From f7a241655860d2465d223552b9f1cb4656052b6b Mon Sep 17 00:00:00 2001
From: Luciferian Ink <LuciferianInk@protonmail.com>
Date: Sun, 25 Feb 2024 08:59:43 -0600
Subject: [PATCH 1/3] fix doc

---
 moduleformer/utils/moe.py | 2 +-
 1 file changed, 1 insertion(+), 1 deletion(-)

diff --git a/moduleformer/utils/moe.py b/moduleformer/utils/moe.py
index a8d802a..2ec1797 100644
--- a/moduleformer/utils/moe.py
+++ b/moduleformer/utils/moe.py
@@ -26,7 +26,7 @@ class MoE(nn.Module):
         gating_dropout: a float - dropout rate for gating network
         sample_topk: an integer - how many experts to sample during training
         gating_size: an integer - size of the gating network
-        aux_loss: a string - type of auxiliary loss ('mi' or 'sparse')
+        aux_loss: a string - type of auxiliary loss ('mi' or 'switch')
         gate_type: a string - type of gating mechanism ('mlp' or 'topk')
     """
 

From 3b256c9c03fa78634446f55825df96cdb1c2b4f7 Mon Sep 17 00:00:00 2001
From: Luciferian Ink <LuciferianInk@protonmail.com>
Date: Wed, 20 Mar 2024 10:43:47 -0500
Subject: [PATCH 2/3] implement layernorm eps argument

---
 moduleformer/configuration_moduleformer.py | 2 +-
 moduleformer/modeling_moduleformer.py      | 6 +++---
 2 files changed, 4 insertions(+), 4 deletions(-)

diff --git a/moduleformer/configuration_moduleformer.py b/moduleformer/configuration_moduleformer.py
index dbfa9b5..30595d3 100644
--- a/moduleformer/configuration_moduleformer.py
+++ b/moduleformer/configuration_moduleformer.py
@@ -125,7 +125,7 @@ def __init__(
         self.embd_pdrop = embd_pdrop
         self.attn_pdrop = attn_pdrop
         self.moe_pdrop = moe_pdrop
-        self.layer_norm_epsilon = layer_norm_epsilon
+        self.layer_norm_epsilon = float(layer_norm_epsilon)

◆ ◆ ◆ ◆

WRITTEN INSTRUCTION A: Decide whether each statement agrees with the patch series. Answer yes or no and quote the deciding words. (i) The first patch changes the documented aux_loss options from 'mi' or 'sparse' to 'mi' or 'switch'. (ii) The second patch changes only one file. (iii) The second patch converts layer_norm_epsilon with int().

◆ ◆ ◆ ◆

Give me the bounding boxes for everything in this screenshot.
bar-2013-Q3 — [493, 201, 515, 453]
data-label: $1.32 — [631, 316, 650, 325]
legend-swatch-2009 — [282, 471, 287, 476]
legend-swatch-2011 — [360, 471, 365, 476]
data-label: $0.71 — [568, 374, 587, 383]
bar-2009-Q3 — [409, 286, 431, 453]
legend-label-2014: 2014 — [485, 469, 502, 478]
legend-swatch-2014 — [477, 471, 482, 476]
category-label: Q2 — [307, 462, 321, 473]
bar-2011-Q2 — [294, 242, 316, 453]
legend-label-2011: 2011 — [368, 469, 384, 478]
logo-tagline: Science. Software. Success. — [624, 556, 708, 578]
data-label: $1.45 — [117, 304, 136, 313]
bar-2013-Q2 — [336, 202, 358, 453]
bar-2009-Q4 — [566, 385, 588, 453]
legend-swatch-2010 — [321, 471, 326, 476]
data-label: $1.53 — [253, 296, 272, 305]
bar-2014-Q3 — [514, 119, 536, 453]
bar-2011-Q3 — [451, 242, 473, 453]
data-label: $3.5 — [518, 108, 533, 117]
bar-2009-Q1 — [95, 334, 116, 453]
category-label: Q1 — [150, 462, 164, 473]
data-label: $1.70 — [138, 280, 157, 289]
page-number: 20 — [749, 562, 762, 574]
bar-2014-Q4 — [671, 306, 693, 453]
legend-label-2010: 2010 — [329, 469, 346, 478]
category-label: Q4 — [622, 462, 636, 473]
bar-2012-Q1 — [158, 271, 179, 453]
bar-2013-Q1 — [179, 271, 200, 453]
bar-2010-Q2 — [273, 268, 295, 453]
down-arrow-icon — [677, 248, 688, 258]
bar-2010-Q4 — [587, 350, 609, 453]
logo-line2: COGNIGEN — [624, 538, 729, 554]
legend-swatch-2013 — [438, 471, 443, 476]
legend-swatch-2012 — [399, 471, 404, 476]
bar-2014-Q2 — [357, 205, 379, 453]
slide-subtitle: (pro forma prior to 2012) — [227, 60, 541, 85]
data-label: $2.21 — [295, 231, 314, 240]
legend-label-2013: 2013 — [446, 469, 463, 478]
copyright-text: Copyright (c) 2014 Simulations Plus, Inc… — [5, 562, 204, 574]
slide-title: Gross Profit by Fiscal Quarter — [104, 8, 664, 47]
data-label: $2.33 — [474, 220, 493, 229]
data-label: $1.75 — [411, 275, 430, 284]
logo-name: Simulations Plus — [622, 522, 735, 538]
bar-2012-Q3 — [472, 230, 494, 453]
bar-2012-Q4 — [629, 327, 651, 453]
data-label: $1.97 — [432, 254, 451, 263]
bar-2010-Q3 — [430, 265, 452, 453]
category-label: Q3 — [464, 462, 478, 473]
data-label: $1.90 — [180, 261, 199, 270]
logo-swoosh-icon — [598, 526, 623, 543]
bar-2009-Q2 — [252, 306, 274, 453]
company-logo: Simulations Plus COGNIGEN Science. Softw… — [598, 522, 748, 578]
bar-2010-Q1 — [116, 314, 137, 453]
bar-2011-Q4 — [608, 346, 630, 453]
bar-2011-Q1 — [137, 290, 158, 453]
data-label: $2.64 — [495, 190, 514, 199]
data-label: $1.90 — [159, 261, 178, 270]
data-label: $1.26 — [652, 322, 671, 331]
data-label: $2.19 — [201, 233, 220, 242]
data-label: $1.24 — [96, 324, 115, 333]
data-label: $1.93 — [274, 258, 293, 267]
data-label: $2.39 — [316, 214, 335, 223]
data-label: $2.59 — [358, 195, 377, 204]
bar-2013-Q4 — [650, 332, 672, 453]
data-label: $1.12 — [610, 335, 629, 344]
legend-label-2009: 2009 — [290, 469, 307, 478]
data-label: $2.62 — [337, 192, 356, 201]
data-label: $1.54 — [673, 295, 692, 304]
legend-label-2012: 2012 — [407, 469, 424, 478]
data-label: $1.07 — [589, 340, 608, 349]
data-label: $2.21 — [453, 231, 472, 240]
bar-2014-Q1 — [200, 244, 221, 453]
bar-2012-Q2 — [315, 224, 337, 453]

◆ ◆ ◆ ◆

WRITTEN INSTRUCTION B: Format the records as a JSON list of strings, one string per line, covering only the lines from the first line of the records up to and including the line with "bar-2009-Q4 — [566, 385, 588, 453]". Leave out blank lines.

CORRECT RESULT A:
(i) Yes: "aux_loss: a string - type of auxiliary loss ('mi' or 'switch')"
(ii) No: "2 files changed, 4 insertions(+), 4 deletions(-)"
(iii) No: "self.layer_norm_epsilon = float(layer_norm_epsilon)"

CORRECT RESULT B:
[
  "Give me the bounding boxes for everything in this screenshot.",
  "bar-2013-Q3 — [493, 201, 515, 453]",
  "data-label: $1.32 — [631, 316, 650, 325]",
  "legend-swatch-2009 — [282, 471, 287, 476]",
  "legend-swatch-2011 — [360, 471, 365, 476]",
  "data-label: $0.71 — [568, 374, 587, 383]",
  "bar-2009-Q3 — [409, 286, 431, 453]",
  "legend-label-2014: 2014 — [485, 469, 502, 478]",
  "legend-swatch-2014 — [477, 471, 482, 476]",
  "category-label: Q2 — [307, 462, 321, 473]",
  "bar-2011-Q2 — [294, 242, 316, 453]",
  "legend-label-2011: 2011 — [368, 469, 384, 478]",
  "logo-tagline: Science. Software. Success. — [624, 556, 708, 578]",
  "data-label: $1.45 — [117, 304, 136, 313]",
  "bar-2013-Q2 — [336, 202, 358, 453]",
  "bar-2009-Q4 — [566, 385, 588, 453]"
]